> EXERCISE AIM
Reproduce the data that follows in its entirety, character for character.

== GIVEN DATA ==

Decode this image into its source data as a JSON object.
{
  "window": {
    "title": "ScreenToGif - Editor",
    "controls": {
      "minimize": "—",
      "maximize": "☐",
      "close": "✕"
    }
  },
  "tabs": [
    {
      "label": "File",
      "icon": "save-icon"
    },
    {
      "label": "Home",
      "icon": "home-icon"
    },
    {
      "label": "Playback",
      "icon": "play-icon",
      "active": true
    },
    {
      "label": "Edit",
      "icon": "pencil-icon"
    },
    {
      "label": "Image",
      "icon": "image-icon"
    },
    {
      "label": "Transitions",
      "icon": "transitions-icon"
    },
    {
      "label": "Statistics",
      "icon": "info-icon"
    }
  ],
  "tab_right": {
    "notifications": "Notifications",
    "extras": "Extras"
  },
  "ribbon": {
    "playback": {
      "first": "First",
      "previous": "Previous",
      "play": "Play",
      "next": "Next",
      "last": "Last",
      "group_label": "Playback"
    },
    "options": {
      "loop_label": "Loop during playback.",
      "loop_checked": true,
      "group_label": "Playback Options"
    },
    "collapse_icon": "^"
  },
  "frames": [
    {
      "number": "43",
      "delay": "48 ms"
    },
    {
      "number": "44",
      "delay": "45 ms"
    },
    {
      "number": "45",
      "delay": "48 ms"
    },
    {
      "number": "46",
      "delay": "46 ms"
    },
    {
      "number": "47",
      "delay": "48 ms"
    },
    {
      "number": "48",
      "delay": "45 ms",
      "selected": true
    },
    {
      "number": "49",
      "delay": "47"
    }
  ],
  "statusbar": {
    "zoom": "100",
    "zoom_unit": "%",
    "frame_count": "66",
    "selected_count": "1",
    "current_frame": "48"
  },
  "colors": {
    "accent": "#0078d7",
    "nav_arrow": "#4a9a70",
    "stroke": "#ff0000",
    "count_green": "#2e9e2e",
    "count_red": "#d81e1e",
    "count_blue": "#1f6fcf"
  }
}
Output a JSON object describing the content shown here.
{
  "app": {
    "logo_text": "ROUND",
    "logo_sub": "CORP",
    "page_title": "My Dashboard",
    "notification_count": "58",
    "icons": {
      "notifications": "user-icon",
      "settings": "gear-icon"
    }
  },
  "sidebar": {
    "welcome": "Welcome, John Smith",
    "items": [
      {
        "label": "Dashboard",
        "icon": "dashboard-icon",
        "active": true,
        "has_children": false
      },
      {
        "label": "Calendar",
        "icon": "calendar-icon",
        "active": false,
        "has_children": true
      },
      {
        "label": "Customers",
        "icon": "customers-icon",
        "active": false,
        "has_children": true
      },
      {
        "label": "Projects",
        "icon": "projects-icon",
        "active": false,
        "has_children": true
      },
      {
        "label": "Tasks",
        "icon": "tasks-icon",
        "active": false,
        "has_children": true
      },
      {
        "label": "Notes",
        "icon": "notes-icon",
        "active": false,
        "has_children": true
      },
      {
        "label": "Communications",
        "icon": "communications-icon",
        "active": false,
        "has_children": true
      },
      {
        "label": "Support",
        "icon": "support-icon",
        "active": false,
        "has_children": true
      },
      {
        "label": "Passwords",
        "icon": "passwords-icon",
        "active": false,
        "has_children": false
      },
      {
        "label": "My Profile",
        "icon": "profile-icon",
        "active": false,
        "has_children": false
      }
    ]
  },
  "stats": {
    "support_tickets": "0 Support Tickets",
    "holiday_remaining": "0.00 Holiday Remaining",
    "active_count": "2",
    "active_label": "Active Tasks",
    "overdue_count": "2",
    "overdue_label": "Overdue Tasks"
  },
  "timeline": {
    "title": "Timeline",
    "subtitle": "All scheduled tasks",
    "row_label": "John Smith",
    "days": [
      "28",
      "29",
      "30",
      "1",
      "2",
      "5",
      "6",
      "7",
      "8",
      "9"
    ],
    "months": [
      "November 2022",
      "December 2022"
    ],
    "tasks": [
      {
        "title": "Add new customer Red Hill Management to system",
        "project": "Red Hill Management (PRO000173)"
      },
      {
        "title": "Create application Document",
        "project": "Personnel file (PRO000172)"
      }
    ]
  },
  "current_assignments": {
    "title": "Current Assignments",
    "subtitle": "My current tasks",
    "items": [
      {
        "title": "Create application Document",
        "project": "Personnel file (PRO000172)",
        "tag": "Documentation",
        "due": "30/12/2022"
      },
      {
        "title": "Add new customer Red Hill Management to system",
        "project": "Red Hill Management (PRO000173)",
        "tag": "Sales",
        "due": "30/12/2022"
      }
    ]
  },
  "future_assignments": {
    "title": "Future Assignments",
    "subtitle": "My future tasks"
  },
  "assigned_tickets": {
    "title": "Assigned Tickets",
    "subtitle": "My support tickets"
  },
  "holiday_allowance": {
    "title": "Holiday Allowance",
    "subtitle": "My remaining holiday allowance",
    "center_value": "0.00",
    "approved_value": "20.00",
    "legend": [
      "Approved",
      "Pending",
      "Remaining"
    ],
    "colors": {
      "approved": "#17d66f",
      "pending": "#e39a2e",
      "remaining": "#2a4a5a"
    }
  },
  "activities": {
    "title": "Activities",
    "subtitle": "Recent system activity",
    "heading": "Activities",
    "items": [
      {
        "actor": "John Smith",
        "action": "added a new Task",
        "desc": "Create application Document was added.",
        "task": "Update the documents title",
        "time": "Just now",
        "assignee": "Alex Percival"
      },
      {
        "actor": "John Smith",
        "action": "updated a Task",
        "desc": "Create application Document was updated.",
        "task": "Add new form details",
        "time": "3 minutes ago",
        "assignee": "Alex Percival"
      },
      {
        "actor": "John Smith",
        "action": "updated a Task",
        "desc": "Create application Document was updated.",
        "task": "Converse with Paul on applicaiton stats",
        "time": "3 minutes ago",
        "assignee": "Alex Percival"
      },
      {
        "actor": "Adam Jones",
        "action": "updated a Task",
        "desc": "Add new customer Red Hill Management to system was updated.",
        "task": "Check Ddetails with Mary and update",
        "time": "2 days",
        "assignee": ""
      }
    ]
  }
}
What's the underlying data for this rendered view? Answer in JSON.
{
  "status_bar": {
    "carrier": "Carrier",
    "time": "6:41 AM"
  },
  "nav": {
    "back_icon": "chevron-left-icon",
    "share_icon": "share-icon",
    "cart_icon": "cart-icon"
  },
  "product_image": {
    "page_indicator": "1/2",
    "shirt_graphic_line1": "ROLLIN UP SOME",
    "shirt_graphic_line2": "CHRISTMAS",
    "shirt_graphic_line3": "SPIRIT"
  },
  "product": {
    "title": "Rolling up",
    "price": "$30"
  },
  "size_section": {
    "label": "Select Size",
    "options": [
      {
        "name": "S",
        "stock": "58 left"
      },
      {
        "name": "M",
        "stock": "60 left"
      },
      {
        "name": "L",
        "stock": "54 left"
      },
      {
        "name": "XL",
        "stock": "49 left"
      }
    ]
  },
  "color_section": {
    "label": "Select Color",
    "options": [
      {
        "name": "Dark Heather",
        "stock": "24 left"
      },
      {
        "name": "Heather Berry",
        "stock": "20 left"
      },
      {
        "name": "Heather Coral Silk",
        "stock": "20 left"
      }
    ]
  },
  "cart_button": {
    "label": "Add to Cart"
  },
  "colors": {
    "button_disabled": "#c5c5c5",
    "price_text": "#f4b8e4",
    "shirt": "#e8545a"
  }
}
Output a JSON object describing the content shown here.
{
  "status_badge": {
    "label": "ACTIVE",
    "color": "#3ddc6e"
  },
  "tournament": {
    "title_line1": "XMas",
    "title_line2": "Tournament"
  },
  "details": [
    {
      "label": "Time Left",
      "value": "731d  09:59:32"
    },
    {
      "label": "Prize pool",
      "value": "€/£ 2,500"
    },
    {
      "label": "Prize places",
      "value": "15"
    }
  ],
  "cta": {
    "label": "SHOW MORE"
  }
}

===

> TASK RESPONSE
Decode this image into its source data as a JSON object.
{
  "window": {
    "title": "ScreenToGif - Editor",
    "controls": {
      "minimize": "—",
      "maximize": "☐",
      "close": "✕"
    }
  },
  "tabs": [
    {
      "label": "File",
      "icon": "save-icon"
    },
    {
      "label": "Home",
      "icon": "home-icon"
    },
    {
      "label": "Playback",
      "icon": "play-icon",
      "active": true
    },
    {
      "label": "Edit",
      "icon": "pencil-icon"
    },
    {
      "label": "Image",
      "icon": "image-icon"
    },
    {
      "label": "Transitions",
      "icon": "transitions-icon"
    },
    {
      "label": "Statistics",
      "icon": "info-icon"
    }
  ],
  "tab_right": {
    "notifications": "Notifications",
    "extras": "Extras"
  },
  "ribbon": {
    "playback": {
      "first": "First",
      "previous": "Previous",
      "play": "Play",
      "next": "Next",
      "last": "Last",
      "group_label": "Playback"
    },
    "options": {
      "loop_label": "Loop during playback.",
      "loop_checked": true,
      "group_label": "Playback Options"
    },
    "collapse_icon": "^"
  },
  "frames": [
    {
      "number": "43",
      "delay": "48 ms"
    },
    {
      "number": "44",
      "delay": "45 ms"
    },
    {
      "number": "45",
      "delay": "48 ms"
    },
    {
      "number": "46",
      "delay": "46 ms"
    },
    {
      "number": "47",
      "delay": "48 ms"
    },
    {
      "number": "48",
      "delay": "45 ms",
      "selected": true
    },
    {
      "number": "49",
      "delay": "47"
    }
  ],
  "statusbar": {
    "zoom": "100",
    "zoom_unit": "%",
    "frame_count": "66",
    "selected_count": "1",
    "current_frame": "48"
  },
  "colors": {
    "accent": "#0078d7",
    "nav_arrow": "#4a9a70",
    "stroke": "#ff0000",
    "count_green": "#2e9e2e",
    "count_red": "#d81e1e",
    "count_blue": "#1f6fcf"
  }
}
Output a JSON object describing the content shown here.
{
  "app": {
    "logo_text": "ROUND",
    "logo_sub": "CORP",
    "page_title": "My Dashboard",
    "notification_count": "58",
    "icons": {
      "notifications": "user-icon",
      "settings": "gear-icon"
    }
  },
  "sidebar": {
    "welcome": "Welcome, John Smith",
    "items": [
      {
        "label": "Dashboard",
        "icon": "dashboard-icon",
        "active": true,
        "has_children": false
      },
      {
        "label": "Calendar",
        "icon": "calendar-icon",
        "active": false,
        "has_children": true
      },
      {
        "label": "Customers",
        "icon": "customers-icon",
        "active": false,
        "has_children": true
      },
      {
        "label": "Projects",
        "icon": "projects-icon",
        "active": false,
        "has_children": true
      },
      {
        "label": "Tasks",
        "icon": "tasks-icon",
        "active": false,
        "has_children": true
      },
      {
        "label": "Notes",
        "icon": "notes-icon",
        "active": false,
        "has_children": true
      },
      {
        "label": "Communications",
        "icon": "communications-icon",
        "active": false,
        "has_children": true
      },
      {
        "label": "Support",
        "icon": "support-icon",
        "active": false,
        "has_children": true
      },
      {
        "label": "Passwords",
        "icon": "passwords-icon",
        "active": false,
        "has_children": false
      },
      {
        "label": "My Profile",
        "icon": "profile-icon",
        "active": false,
        "has_children": false
      }
    ]
  },
  "stats": {
    "support_tickets": "0 Support Tickets",
    "holiday_remaining": "0.00 Holiday Remaining",
    "active_count": "2",
    "active_label": "Active Tasks",
    "overdue_count": "2",
    "overdue_label": "Overdue Tasks"
  },
  "timeline": {
    "title": "Timeline",
    "subtitle": "All scheduled tasks",
    "row_label": "John Smith",
    "days": [
      "28",
      "29",
      "30",
      "1",
      "2",
      "5",
      "6",
      "7",
      "8",
      "9"
    ],
    "months": [
      "November 2022",
      "December 2022"
    ],
    "tasks": [
      {
        "title": "Add new customer Red Hill Management to system",
        "project": "Red Hill Management (PRO000173)"
      },
      {
        "title": "Create application Document",
        "project": "Personnel file (PRO000172)"
      }
    ]
  },
  "current_assignments": {
    "title": "Current Assignments",
    "subtitle": "My current tasks",
    "items": [
      {
        "title": "Create application Document",
        "project": "Personnel file (PRO000172)",
        "tag": "Documentation",
        "due": "30/12/2022"
      },
      {
        "title": "Add new customer Red Hill Management to system",
        "project": "Red Hill Management (PRO000173)",
        "tag": "Sales",
        "due": "30/12/2022"
      }
    ]
  },
  "future_assignments": {
    "title": "Future Assignments",
    "subtitle": "My future tasks"
  },
  "assigned_tickets": {
    "title": "Assigned Tickets",
    "subtitle": "My support tickets"
  },
  "holiday_allowance": {
    "title": "Holiday Allowance",
    "subtitle": "My remaining holiday allowance",
    "center_value": "0.00",
    "approved_value": "20.00",
    "legend": [
      "Approved",
      "Pending",
      "Remaining"
    ],
    "colors": {
      "approved": "#17d66f",
      "pending": "#e39a2e",
      "remaining": "#2a4a5a"
    }
  },
  "activities": {
    "title": "Activities",
    "subtitle": "Recent system activity",
    "heading": "Activities",
    "items": [
      {
        "actor": "John Smith",
        "action": "added a new Task",
        "desc": "Create application Document was added.",
        "task": "Update the documents title",
        "time": "Just now",
        "assignee": "Alex Percival"
      },
      {
        "actor": "John Smith",
        "action": "updated a Task",
        "desc": "Create application Document was updated.",
        "task": "Add new form details",
        "time": "3 minutes ago",
        "assignee": "Alex Percival"
      },
      {
        "actor": "John Smith",
        "action": "updated a Task",
        "desc": "Create application Document was updated.",
        "task": "Converse with Paul on applicaiton stats",
        "time": "3 minutes ago",
        "assignee": "Alex Percival"
      },
      {
        "actor": "Adam Jones",
        "action": "updated a Task",
        "desc": "Add new customer Red Hill Management to system was updated.",
        "task": "Check Ddetails with Mary and update",
        "time": "2 days",
        "assignee": ""
      }
    ]
  }
}
What's the underlying data for this rendered view? Answer in JSON.
{
  "status_bar": {
    "carrier": "Carrier",
    "time": "6:41 AM"
  },
  "nav": {
    "back_icon": "chevron-left-icon",
    "share_icon": "share-icon",
    "cart_icon": "cart-icon"
  },
  "product_image": {
    "page_indicator": "1/2",
    "shirt_graphic_line1": "ROLLIN UP SOME",
    "shirt_graphic_line2": "CHRISTMAS",
    "shirt_graphic_line3": "SPIRIT"
  },
  "product": {
    "title": "Rolling up",
    "price": "$30"
  },
  "size_section": {
    "label": "Select Size",
    "options": [
      {
        "name": "S",
        "stock": "58 left"
      },
      {
        "name": "M",
        "stock": "60 left"
      },
      {
        "name": "L",
        "stock": "54 left"
      },
      {
        "name": "XL",
        "stock": "49 left"
      }
    ]
  },
  "color_section": {
    "label": "Select Color",
    "options": [
      {
        "name": "Dark Heather",
        "stock": "24 left"
      },
      {
        "name": "Heather Berry",
        "stock": "20 left"
      },
      {
        "name": "Heather Coral Silk",
        "stock": "20 left"
      }
    ]
  },
  "cart_button": {
    "label": "Add to Cart"
  },
  "colors": {
    "button_disabled": "#c5c5c5",
    "price_text": "#f4b8e4",
    "shirt": "#e8545a"
  }
}
Output a JSON object describing the content shown here.
{
  "status_badge": {
    "label": "ACTIVE",
    "color": "#3ddc6e"
  },
  "tournament": {
    "title_line1": "XMas",
    "title_line2": "Tournament"
  },
  "details": [
    {
      "label": "Time Left",
      "value": "731d  09:59:32"
    },
    {
      "label": "Prize pool",
      "value": "€/£ 2,500"
    },
    {
      "label": "Prize places",
      "value": "15"
    }
  ],
  "cta": {
    "label": "SHOW MORE"
  }
}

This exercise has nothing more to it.